BEGIN SOURCE DATA
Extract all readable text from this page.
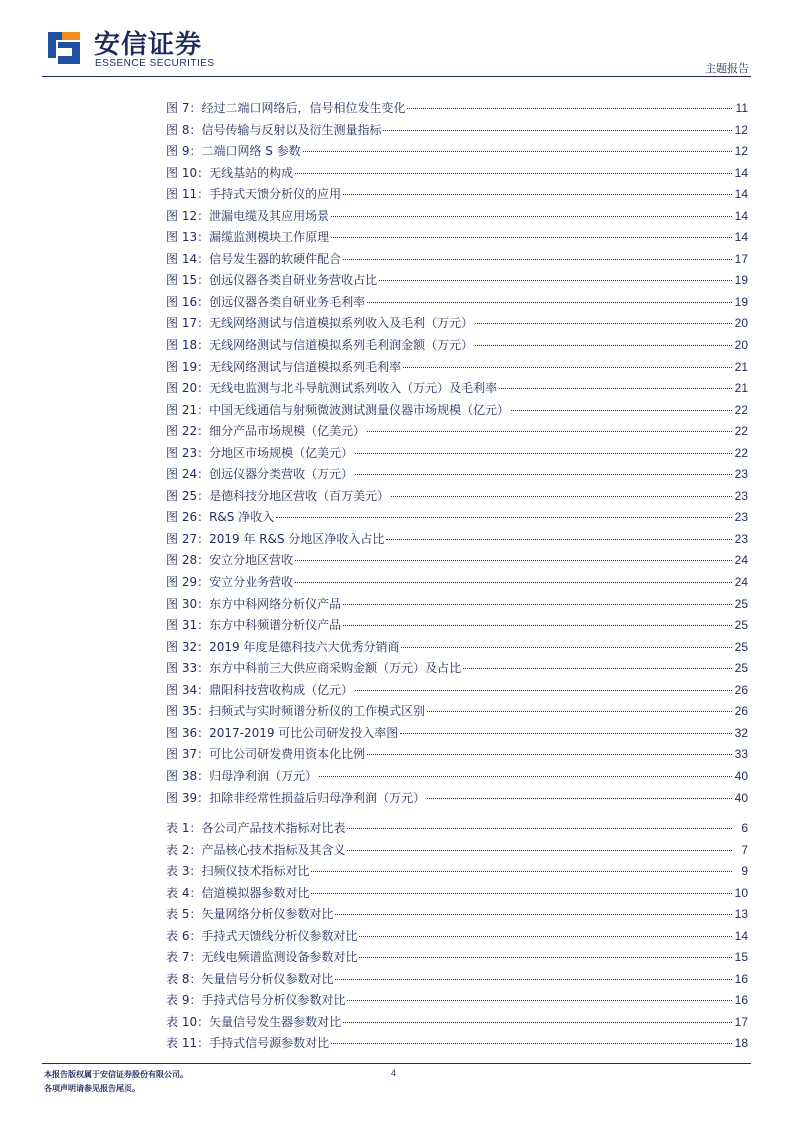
安信证券
ESSENCE SECURITIES	主题报告
图 7：经过二端口网络后，信号相位发生变化	11
图 8：信号传输与反射以及衍生测量指标	12
图 9：二端口网络 S 参数	12
图 10：无线基站的构成	14
图 11：手持式天馈分析仪的应用	14
图 12：泄漏电缆及其应用场景	14
图 13：漏缆监测模块工作原理	14
图 14：信号发生器的软硬件配合	17
图 15：创远仪器各类自研业务营收占比	19
图 16：创远仪器各类自研业务毛利率	19
图 17：无线网络测试与信道模拟系列收入及毛利（万元）	20
图 18：无线网络测试与信道模拟系列毛利润金额（万元）	20
图 19：无线网络测试与信道模拟系列毛利率	21
图 20：无线电监测与北斗导航测试系列收入（万元）及毛利率	21
图 21：中国无线通信与射频微波测试测量仪器市场规模（亿元）	22
图 22：细分产品市场规模（亿美元）	22
图 23：分地区市场规模（亿美元）	22
图 24：创远仪器分类营收（万元）	23
图 25：是德科技分地区营收（百万美元）	23
图 26：R&S 净收入	23
图 27：2019 年 R&S 分地区净收入占比	23
图 28：安立分地区营收	24
图 29：安立分业务营收	24
图 30：东方中科网络分析仪产品	25
图 31：东方中科频谱分析仪产品	25
图 32：2019 年度是德科技六大优秀分销商	25
图 33：东方中科前三大供应商采购金额（万元）及占比	25
图 34：鼎阳科技营收构成（亿元）	26
图 35：扫频式与实时频谱分析仪的工作模式区别	26
图 36：2017-2019 可比公司研发投入率图	32
图 37：可比公司研发费用资本化比例	33
图 38：归母净利润（万元）	40
图 39：扣除非经常性损益后归母净利润（万元）	40
表 1：各公司产品技术指标对比表	6
表 2：产品核心技术指标及其含义	7
表 3：扫频仪技术指标对比	9
表 4：信道模拟器参数对比	10
表 5：矢量网络分析仪参数对比	13
表 6：手持式天馈线分析仪参数对比	14
表 7：无线电频谱监测设备参数对比	15
表 8：矢量信号分析仪参数对比	16
表 9：手持式信号分析仪参数对比	16
表 10：矢量信号发生器参数对比	17
表 11：手持式信号源参数对比	18
本报告版权属于安信证券股份有限公司。
各项声明请参见报告尾页。
4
END SOURCE DATA
## PROBLEM REQUIREMENTS:
Print all the records again exactly; do not include any picture.

## OUTPUT OF THE TASK:
Extract all readable text from this page.
安信证券
ESSENCE SECURITIES	主题报告
图 7：经过二端口网络后，信号相位发生变化	11
图 8：信号传输与反射以及衍生测量指标	12
图 9：二端口网络 S 参数	12
图 10：无线基站的构成	14
图 11：手持式天馈分析仪的应用	14
图 12：泄漏电缆及其应用场景	14
图 13：漏缆监测模块工作原理	14
图 14：信号发生器的软硬件配合	17
图 15：创远仪器各类自研业务营收占比	19
图 16：创远仪器各类自研业务毛利率	19
图 17：无线网络测试与信道模拟系列收入及毛利（万元）	20
图 18：无线网络测试与信道模拟系列毛利润金额（万元）	20
图 19：无线网络测试与信道模拟系列毛利率	21
图 20：无线电监测与北斗导航测试系列收入（万元）及毛利率	21
图 21：中国无线通信与射频微波测试测量仪器市场规模（亿元）	22
图 22：细分产品市场规模（亿美元）	22
图 23：分地区市场规模（亿美元）	22
图 24：创远仪器分类营收（万元）	23
图 25：是德科技分地区营收（百万美元）	23
图 26：R&S 净收入	23
图 27：2019 年 R&S 分地区净收入占比	23
图 28：安立分地区营收	24
图 29：安立分业务营收	24
图 30：东方中科网络分析仪产品	25
图 31：东方中科频谱分析仪产品	25
图 32：2019 年度是德科技六大优秀分销商	25
图 33：东方中科前三大供应商采购金额（万元）及占比	25
图 34：鼎阳科技营收构成（亿元）	26
图 35：扫频式与实时频谱分析仪的工作模式区别	26
图 36：2017-2019 可比公司研发投入率图	32
图 37：可比公司研发费用资本化比例	33
图 38：归母净利润（万元）	40
图 39：扣除非经常性损益后归母净利润（万元）	40
表 1：各公司产品技术指标对比表	6
表 2：产品核心技术指标及其含义	7
表 3：扫频仪技术指标对比	9
表 4：信道模拟器参数对比	10
表 5：矢量网络分析仪参数对比	13
表 6：手持式天馈线分析仪参数对比	14
表 7：无线电频谱监测设备参数对比	15
表 8：矢量信号分析仪参数对比	16
表 9：手持式信号分析仪参数对比	16
表 10：矢量信号发生器参数对比	17
表 11：手持式信号源参数对比	18
本报告版权属于安信证券股份有限公司。
各项声明请参见报告尾页。
4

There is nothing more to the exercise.